Work to complete —
Copy out, from the entries below, each line holding the string "name".
** BEGIN **
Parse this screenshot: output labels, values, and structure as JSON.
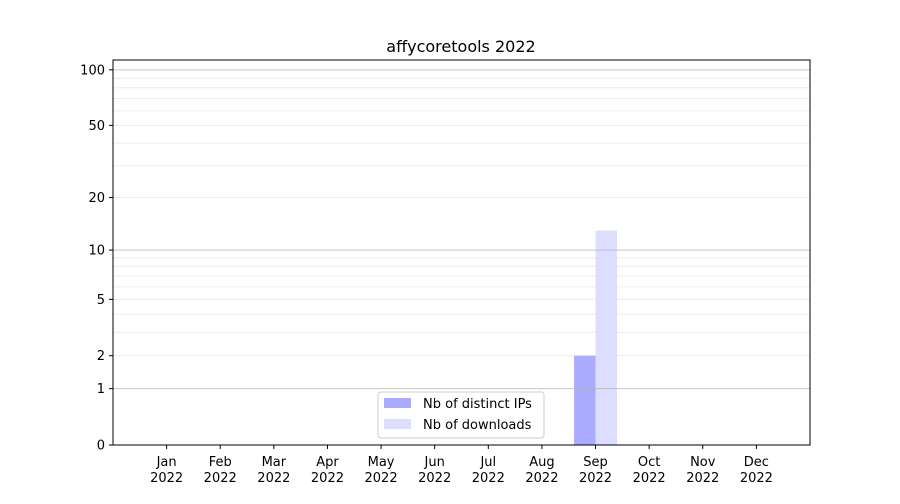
{
  "chart_data": {
    "type": "bar",
    "title": "affycoretools 2022",
    "xlabel": "",
    "ylabel": "",
    "yscale": "symlog",
    "ylim": [
      0,
      113
    ],
    "yticks": [
      0,
      1,
      2,
      5,
      10,
      20,
      50,
      100
    ],
    "grid": true,
    "legend_position": "lower-center",
    "categories": [
      [
        "Jan",
        "2022"
      ],
      [
        "Feb",
        "2022"
      ],
      [
        "Mar",
        "2022"
      ],
      [
        "Apr",
        "2022"
      ],
      [
        "May",
        "2022"
      ],
      [
        "Jun",
        "2022"
      ],
      [
        "Jul",
        "2022"
      ],
      [
        "Aug",
        "2022"
      ],
      [
        "Sep",
        "2022"
      ],
      [
        "Oct",
        "2022"
      ],
      [
        "Nov",
        "2022"
      ],
      [
        "Dec",
        "2022"
      ]
    ],
    "series": [
      {
        "name": "Nb of distinct IPs",
        "color": "#aaaaff",
        "values": [
          0,
          0,
          0,
          0,
          0,
          0,
          0,
          0,
          2,
          0,
          0,
          0
        ]
      },
      {
        "name": "Nb of downloads",
        "color": "#ddddff",
        "values": [
          0,
          0,
          0,
          0,
          0,
          0,
          0,
          0,
          13,
          0,
          0,
          0
        ]
      }
    ]
  }
}
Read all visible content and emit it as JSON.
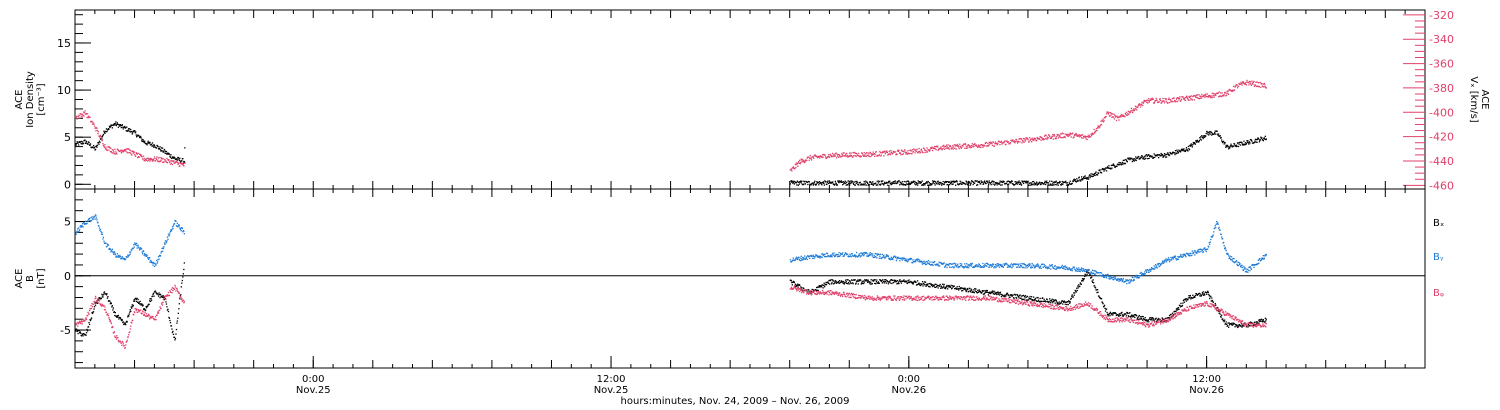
** END **
Result of the exercise —
        "name": "Nb of distinct IPs",
        "name": "Nb of downloads",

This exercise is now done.